Input material
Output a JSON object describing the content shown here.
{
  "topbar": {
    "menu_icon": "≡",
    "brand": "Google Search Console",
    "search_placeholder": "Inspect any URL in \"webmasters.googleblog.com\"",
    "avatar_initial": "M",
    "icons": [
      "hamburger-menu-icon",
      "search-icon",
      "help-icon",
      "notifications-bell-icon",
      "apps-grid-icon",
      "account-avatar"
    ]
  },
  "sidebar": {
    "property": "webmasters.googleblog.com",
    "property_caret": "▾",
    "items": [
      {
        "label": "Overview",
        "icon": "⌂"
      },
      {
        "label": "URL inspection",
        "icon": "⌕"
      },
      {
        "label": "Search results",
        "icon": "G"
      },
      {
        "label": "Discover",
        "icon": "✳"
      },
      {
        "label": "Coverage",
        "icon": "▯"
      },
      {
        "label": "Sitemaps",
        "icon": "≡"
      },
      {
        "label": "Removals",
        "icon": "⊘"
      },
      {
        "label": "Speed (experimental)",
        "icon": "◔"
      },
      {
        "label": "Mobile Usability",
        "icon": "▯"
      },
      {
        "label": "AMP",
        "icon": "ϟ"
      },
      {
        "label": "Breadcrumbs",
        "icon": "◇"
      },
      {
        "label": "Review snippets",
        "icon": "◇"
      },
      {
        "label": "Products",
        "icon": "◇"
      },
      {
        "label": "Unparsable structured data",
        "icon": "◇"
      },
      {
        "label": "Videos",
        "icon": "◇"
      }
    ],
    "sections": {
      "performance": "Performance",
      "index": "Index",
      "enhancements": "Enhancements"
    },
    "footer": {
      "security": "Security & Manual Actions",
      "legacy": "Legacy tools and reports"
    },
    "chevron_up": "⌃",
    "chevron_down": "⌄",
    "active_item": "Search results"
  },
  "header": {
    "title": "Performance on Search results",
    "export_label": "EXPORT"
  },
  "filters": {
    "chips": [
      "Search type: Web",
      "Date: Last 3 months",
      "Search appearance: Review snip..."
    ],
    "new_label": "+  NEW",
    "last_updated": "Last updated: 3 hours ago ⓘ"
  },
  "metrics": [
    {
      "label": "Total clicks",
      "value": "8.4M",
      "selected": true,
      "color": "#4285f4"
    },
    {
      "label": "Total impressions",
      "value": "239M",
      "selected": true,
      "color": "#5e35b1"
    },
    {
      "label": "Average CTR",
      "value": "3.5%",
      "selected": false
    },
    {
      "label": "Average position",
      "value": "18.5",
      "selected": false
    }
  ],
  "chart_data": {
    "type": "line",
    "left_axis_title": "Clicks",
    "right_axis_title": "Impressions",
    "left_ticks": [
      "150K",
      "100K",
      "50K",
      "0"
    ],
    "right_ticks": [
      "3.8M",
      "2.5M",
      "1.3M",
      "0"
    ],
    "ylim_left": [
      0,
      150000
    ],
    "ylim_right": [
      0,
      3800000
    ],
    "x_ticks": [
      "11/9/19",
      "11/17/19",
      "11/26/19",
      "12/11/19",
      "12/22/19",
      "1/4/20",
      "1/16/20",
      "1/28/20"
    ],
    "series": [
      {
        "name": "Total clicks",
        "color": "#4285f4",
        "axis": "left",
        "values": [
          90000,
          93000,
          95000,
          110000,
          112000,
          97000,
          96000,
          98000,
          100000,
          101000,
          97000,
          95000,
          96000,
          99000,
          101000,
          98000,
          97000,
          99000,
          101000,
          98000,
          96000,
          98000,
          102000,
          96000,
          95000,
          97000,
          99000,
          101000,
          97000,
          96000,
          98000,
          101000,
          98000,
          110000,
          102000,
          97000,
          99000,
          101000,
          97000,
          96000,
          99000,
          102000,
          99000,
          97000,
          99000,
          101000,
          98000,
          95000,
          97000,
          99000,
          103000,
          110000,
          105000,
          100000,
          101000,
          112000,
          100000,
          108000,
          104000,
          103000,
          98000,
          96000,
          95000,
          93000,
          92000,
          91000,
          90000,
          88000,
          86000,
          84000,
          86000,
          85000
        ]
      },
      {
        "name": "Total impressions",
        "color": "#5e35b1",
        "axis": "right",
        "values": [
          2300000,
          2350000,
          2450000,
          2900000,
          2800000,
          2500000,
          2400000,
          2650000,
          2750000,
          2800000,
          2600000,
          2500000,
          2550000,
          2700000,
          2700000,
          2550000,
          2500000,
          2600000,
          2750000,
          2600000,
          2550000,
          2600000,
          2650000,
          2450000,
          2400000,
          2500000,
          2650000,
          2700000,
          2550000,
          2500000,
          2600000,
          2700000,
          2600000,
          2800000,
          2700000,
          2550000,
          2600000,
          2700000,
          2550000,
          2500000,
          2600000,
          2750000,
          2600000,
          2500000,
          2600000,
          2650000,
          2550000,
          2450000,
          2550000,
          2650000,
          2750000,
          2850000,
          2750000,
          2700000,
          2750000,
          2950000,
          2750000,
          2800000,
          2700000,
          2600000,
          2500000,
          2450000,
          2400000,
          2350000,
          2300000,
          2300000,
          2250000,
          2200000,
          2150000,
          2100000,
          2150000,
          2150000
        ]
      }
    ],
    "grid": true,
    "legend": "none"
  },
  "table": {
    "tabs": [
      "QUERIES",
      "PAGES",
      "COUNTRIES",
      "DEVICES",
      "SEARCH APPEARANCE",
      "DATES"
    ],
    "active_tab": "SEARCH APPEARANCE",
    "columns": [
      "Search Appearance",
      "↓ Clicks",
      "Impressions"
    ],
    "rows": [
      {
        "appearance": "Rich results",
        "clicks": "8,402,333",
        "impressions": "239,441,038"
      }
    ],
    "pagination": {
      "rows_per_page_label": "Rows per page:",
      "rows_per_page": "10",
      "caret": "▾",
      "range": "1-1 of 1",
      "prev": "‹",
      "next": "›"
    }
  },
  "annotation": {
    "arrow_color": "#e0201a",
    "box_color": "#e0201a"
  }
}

Stated exercise
State the count of lines above containing the string "Last", and add nothing to it.

Full solution
2